Instruction:
Copy the data that follows, character for character, minus the pictures.

Stored records
▬▬▬

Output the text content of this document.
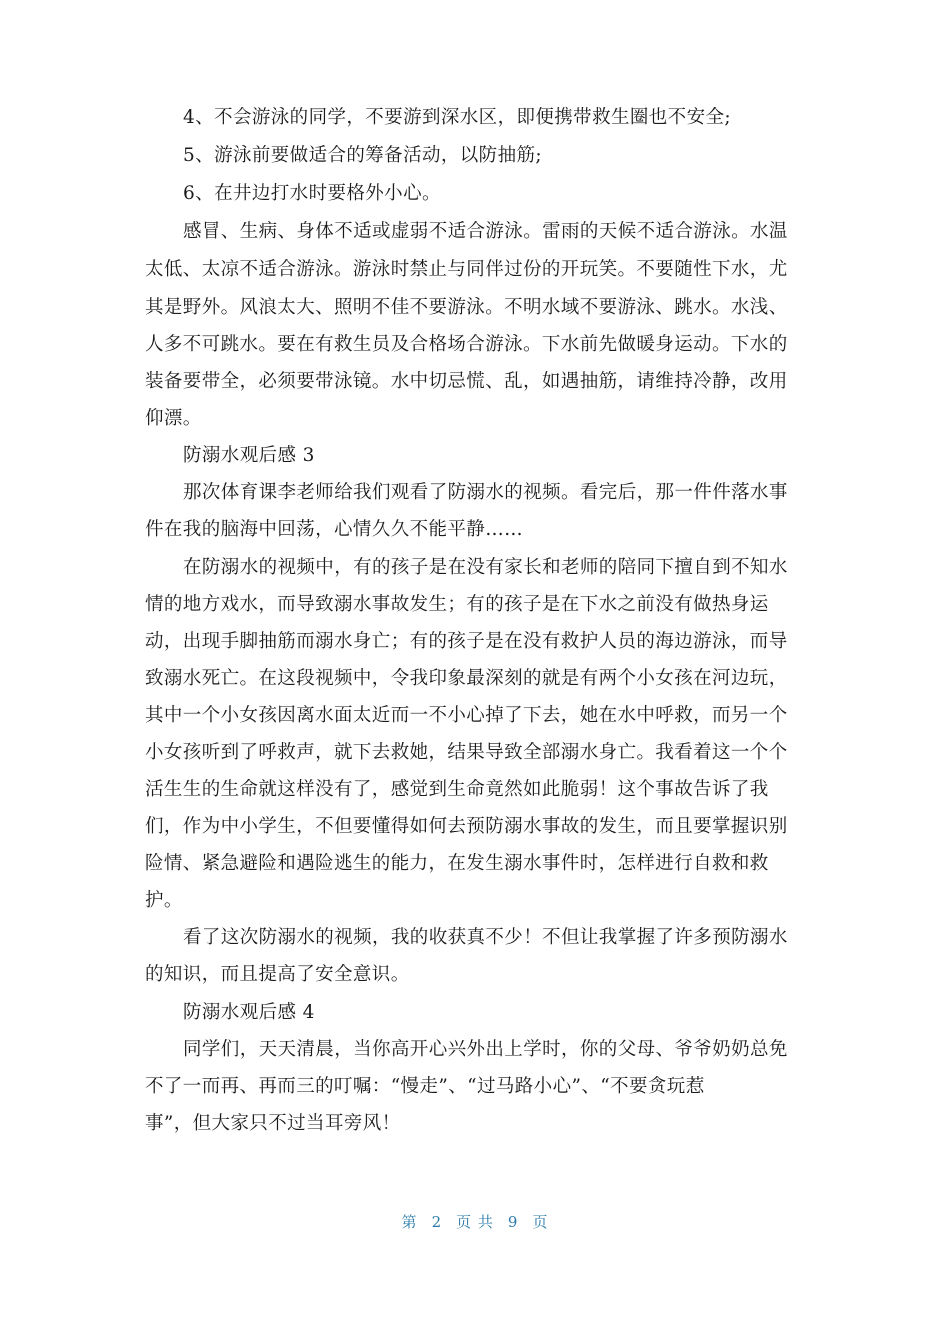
4、不会游泳的同学，不要游到深水区，即便携带救生圈也不安全;

5、游泳前要做适合的筹备活动，以防抽筋;

6、在井边打水时要格外小心。

感冒、生病、身体不适或虚弱不适合游泳。雷雨的天候不适合游泳。水温

太低、太凉不适合游泳。游泳时禁止与同伴过份的开玩笑。不要随性下水，尤

其是野外。风浪太大、照明不佳不要游泳。不明水域不要游泳、跳水。水浅、

人多不可跳水。要在有救生员及合格场合游泳。下水前先做暖身运动。下水的

装备要带全，必须要带泳镜。水中切忌慌、乱，如遇抽筋，请维持冷静，改用

仰漂。

防溺水观后感 3

那次体育课李老师给我们观看了防溺水的视频。看完后，那一件件落水事

件在我的脑海中回荡，心情久久不能平静……

在防溺水的视频中，有的孩子是在没有家长和老师的陪同下擅自到不知水

情的地方戏水，而导致溺水事故发生；有的孩子是在下水之前没有做热身运

动，出现手脚抽筋而溺水身亡；有的孩子是在没有救护人员的海边游泳，而导

致溺水死亡。在这段视频中，令我印象最深刻的就是有两个小女孩在河边玩，

其中一个小女孩因离水面太近而一不小心掉了下去，她在水中呼救，而另一个

小女孩听到了呼救声，就下去救她，结果导致全部溺水身亡。我看着这一个个

活生生的生命就这样没有了，感觉到生命竟然如此脆弱！这个事故告诉了我

们，作为中小学生，不但要懂得如何去预防溺水事故的发生，而且要掌握识别

险情、紧急避险和遇险逃生的能力，在发生溺水事件时，怎样进行自救和救

护。

看了这次防溺水的视频，我的收获真不少！不但让我掌握了许多预防溺水

的知识，而且提高了安全意识。

防溺水观后感 4

同学们，天天清晨，当你高开心兴外出上学时，你的父母、爷爷奶奶总免

不了一而再、再而三的叮嘱：“慢走”、“过马路小心”、“不要贪玩惹

事”，但大家只不过当耳旁风！

第 2 页 共 9 页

▬▬▬

Task output:
Output the text content of this document.
4、不会游泳的同学，不要游到深水区，即便携带救生圈也不安全;

5、游泳前要做适合的筹备活动，以防抽筋;

6、在井边打水时要格外小心。

感冒、生病、身体不适或虚弱不适合游泳。雷雨的天候不适合游泳。水温

太低、太凉不适合游泳。游泳时禁止与同伴过份的开玩笑。不要随性下水，尤

其是野外。风浪太大、照明不佳不要游泳。不明水域不要游泳、跳水。水浅、

人多不可跳水。要在有救生员及合格场合游泳。下水前先做暖身运动。下水的

装备要带全，必须要带泳镜。水中切忌慌、乱，如遇抽筋，请维持冷静，改用

仰漂。

防溺水观后感 3

那次体育课李老师给我们观看了防溺水的视频。看完后，那一件件落水事

件在我的脑海中回荡，心情久久不能平静……

在防溺水的视频中，有的孩子是在没有家长和老师的陪同下擅自到不知水

情的地方戏水，而导致溺水事故发生；有的孩子是在下水之前没有做热身运

动，出现手脚抽筋而溺水身亡；有的孩子是在没有救护人员的海边游泳，而导

致溺水死亡。在这段视频中，令我印象最深刻的就是有两个小女孩在河边玩，

其中一个小女孩因离水面太近而一不小心掉了下去，她在水中呼救，而另一个

小女孩听到了呼救声，就下去救她，结果导致全部溺水身亡。我看着这一个个

活生生的生命就这样没有了，感觉到生命竟然如此脆弱！这个事故告诉了我

们，作为中小学生，不但要懂得如何去预防溺水事故的发生，而且要掌握识别

险情、紧急避险和遇险逃生的能力，在发生溺水事件时，怎样进行自救和救

护。

看了这次防溺水的视频，我的收获真不少！不但让我掌握了许多预防溺水

的知识，而且提高了安全意识。

防溺水观后感 4

同学们，天天清晨，当你高开心兴外出上学时，你的父母、爷爷奶奶总免

不了一而再、再而三的叮嘱：“慢走”、“过马路小心”、“不要贪玩惹

事”，但大家只不过当耳旁风！

第 2 页 共 9 页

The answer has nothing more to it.